+++ Data provided

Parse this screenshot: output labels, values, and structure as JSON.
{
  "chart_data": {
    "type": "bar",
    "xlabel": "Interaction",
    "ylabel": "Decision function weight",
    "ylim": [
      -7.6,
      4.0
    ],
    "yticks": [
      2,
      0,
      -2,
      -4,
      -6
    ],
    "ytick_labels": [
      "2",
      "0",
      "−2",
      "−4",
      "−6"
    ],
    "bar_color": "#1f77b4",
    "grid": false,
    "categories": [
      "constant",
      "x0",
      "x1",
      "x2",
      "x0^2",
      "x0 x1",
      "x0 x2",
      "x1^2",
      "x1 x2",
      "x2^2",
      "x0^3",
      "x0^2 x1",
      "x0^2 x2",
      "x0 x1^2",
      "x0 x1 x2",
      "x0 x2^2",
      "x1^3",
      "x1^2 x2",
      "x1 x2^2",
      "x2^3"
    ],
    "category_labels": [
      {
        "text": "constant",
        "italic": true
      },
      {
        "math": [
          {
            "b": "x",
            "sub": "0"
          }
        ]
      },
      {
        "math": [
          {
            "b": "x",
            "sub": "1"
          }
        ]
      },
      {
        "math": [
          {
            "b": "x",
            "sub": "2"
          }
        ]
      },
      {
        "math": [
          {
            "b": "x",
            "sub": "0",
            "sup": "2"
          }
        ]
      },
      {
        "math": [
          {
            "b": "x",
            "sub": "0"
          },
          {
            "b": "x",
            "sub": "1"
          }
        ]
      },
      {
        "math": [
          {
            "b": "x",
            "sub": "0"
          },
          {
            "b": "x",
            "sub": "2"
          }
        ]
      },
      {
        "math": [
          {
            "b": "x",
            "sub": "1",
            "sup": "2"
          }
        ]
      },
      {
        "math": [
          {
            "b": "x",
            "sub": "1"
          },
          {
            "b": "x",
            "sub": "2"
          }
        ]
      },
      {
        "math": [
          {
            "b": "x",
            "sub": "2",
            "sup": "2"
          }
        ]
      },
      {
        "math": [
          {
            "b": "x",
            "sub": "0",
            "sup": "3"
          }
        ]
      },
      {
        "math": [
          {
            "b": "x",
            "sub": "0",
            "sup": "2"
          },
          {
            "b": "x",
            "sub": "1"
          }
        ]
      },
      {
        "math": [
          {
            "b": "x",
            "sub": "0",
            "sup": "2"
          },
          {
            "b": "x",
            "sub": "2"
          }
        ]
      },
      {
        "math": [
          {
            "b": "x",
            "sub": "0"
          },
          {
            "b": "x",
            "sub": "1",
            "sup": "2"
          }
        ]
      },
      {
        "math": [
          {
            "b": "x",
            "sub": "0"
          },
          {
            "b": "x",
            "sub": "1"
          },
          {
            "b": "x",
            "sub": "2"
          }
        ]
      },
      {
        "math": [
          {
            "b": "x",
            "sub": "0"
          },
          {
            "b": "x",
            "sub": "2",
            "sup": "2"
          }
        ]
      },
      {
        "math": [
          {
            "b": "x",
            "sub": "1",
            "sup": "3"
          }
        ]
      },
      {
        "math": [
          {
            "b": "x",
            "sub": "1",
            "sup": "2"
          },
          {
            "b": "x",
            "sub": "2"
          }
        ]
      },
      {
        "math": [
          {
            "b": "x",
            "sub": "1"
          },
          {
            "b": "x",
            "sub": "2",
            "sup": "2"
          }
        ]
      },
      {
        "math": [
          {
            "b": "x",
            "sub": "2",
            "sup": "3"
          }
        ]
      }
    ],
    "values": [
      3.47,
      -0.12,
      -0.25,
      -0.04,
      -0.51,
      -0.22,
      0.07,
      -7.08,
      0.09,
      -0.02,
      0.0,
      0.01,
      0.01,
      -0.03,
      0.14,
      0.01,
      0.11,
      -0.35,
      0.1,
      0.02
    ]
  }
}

++++++

Work instructions:
Show all lines in the entries above where the string "values" appears.

Solved problem:
Parse this screenshot: output labels, values, and structure as JSON.
    "values": [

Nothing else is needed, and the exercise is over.